Gather up all lines that carry the word "在校学生".

───── Dataset extract ─────

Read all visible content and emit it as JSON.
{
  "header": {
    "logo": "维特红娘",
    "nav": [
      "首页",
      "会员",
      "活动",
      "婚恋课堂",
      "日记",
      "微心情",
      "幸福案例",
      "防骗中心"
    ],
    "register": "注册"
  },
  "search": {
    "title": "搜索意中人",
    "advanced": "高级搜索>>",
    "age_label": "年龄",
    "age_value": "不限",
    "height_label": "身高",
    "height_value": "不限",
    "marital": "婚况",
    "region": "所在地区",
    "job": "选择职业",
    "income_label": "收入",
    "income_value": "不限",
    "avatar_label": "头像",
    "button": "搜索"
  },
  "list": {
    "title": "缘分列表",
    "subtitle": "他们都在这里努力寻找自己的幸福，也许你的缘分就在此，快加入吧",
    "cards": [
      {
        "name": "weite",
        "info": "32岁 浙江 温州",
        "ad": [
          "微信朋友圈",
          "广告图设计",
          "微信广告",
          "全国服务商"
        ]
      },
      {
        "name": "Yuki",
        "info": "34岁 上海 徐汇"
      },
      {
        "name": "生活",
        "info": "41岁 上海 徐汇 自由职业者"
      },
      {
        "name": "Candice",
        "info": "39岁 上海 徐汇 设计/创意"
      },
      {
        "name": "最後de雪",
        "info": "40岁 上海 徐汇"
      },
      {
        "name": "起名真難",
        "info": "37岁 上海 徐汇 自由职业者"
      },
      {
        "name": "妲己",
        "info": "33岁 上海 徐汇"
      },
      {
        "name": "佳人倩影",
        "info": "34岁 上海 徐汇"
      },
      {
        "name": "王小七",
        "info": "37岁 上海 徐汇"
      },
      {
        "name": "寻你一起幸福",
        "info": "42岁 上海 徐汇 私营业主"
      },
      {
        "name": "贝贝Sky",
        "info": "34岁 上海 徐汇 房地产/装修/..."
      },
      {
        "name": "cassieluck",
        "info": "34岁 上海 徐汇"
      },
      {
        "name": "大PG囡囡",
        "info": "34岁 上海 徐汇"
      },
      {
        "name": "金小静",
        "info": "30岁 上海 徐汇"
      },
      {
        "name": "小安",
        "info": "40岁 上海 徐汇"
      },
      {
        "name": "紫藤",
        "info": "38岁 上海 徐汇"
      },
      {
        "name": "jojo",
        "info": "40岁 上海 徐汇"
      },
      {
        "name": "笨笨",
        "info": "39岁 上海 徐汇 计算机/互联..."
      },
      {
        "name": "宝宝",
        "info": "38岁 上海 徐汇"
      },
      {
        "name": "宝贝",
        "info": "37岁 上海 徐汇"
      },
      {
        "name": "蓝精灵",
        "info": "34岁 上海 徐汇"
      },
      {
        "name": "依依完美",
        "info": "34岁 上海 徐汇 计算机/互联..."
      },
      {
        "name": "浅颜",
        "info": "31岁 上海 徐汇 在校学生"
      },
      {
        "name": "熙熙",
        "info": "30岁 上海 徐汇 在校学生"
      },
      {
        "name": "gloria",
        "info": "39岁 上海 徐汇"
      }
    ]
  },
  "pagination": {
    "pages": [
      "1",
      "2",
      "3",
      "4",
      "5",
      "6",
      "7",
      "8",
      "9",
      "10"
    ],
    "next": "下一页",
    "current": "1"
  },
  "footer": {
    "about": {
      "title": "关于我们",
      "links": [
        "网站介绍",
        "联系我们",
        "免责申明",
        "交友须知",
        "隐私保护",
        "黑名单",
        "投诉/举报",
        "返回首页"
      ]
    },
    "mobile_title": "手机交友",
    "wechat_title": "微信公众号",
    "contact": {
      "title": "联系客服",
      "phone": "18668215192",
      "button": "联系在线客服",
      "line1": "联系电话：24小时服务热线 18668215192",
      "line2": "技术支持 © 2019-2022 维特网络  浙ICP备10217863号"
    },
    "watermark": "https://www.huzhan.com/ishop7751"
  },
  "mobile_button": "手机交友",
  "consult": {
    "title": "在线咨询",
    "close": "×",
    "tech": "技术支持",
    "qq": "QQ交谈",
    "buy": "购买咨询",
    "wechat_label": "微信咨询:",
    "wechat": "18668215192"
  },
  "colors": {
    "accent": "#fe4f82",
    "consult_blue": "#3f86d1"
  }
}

─────

Result of the exercise:
        "info": "31岁 上海 徐汇 在校学生"
        "info": "30岁 上海 徐汇 在校学生"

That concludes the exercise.